THE PROBLEM
Your task is to return the span of lines beginning at the one with "Transcribe the text in this document." and ending at the last line of the data, exactly as it stands.

MATERIAL PROVIDED
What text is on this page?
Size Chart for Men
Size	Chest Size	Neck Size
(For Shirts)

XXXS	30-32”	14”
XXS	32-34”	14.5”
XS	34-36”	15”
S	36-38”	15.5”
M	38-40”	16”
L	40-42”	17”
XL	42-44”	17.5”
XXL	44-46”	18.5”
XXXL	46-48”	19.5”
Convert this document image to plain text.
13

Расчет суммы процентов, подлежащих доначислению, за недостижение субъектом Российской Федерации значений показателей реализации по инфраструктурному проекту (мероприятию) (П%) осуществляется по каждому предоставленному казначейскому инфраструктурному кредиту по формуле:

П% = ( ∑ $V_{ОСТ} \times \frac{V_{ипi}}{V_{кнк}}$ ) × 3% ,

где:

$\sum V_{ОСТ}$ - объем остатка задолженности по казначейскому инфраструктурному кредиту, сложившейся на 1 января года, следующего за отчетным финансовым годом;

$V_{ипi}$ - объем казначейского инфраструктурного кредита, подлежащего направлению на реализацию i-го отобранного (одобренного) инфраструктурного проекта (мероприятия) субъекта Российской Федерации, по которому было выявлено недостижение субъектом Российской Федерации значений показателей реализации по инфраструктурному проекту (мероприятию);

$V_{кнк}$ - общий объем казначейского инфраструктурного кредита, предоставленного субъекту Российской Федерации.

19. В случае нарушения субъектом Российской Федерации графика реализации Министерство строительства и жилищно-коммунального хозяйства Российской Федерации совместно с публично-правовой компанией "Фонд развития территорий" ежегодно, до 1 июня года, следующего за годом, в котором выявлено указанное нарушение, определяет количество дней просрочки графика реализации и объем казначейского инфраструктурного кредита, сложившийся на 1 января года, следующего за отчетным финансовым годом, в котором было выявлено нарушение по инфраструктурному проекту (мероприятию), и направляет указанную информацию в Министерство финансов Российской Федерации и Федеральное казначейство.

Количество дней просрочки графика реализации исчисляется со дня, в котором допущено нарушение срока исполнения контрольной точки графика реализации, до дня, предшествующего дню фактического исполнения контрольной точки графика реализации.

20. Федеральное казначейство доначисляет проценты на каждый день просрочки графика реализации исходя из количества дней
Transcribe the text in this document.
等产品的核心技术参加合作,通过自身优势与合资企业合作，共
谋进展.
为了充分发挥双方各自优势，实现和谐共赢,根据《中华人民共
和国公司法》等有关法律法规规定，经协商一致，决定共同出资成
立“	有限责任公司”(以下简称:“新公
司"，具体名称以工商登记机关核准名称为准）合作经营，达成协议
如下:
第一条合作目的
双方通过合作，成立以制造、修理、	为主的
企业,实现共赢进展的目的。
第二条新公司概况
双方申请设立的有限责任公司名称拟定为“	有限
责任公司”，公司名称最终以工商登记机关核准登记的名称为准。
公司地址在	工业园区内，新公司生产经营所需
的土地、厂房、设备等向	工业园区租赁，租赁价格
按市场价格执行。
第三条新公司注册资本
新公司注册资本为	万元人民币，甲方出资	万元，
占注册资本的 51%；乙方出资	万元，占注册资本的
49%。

RESULT OF THIS TASK
Transcribe the text in this document.
等产品的核心技术参加合作,通过自身优势与合资企业合作，共
谋进展.
为了充分发挥双方各自优势，实现和谐共赢,根据《中华人民共
和国公司法》等有关法律法规规定，经协商一致，决定共同出资成
立“	有限责任公司”(以下简称:“新公
司"，具体名称以工商登记机关核准名称为准）合作经营，达成协议
如下:
第一条合作目的
双方通过合作，成立以制造、修理、	为主的
企业,实现共赢进展的目的。
第二条新公司概况
双方申请设立的有限责任公司名称拟定为“	有限
责任公司”，公司名称最终以工商登记机关核准登记的名称为准。
公司地址在	工业园区内，新公司生产经营所需
的土地、厂房、设备等向	工业园区租赁，租赁价格
按市场价格执行。
第三条新公司注册资本
新公司注册资本为	万元人民币，甲方出资	万元，
占注册资本的 51%；乙方出资	万元，占注册资本的
49%。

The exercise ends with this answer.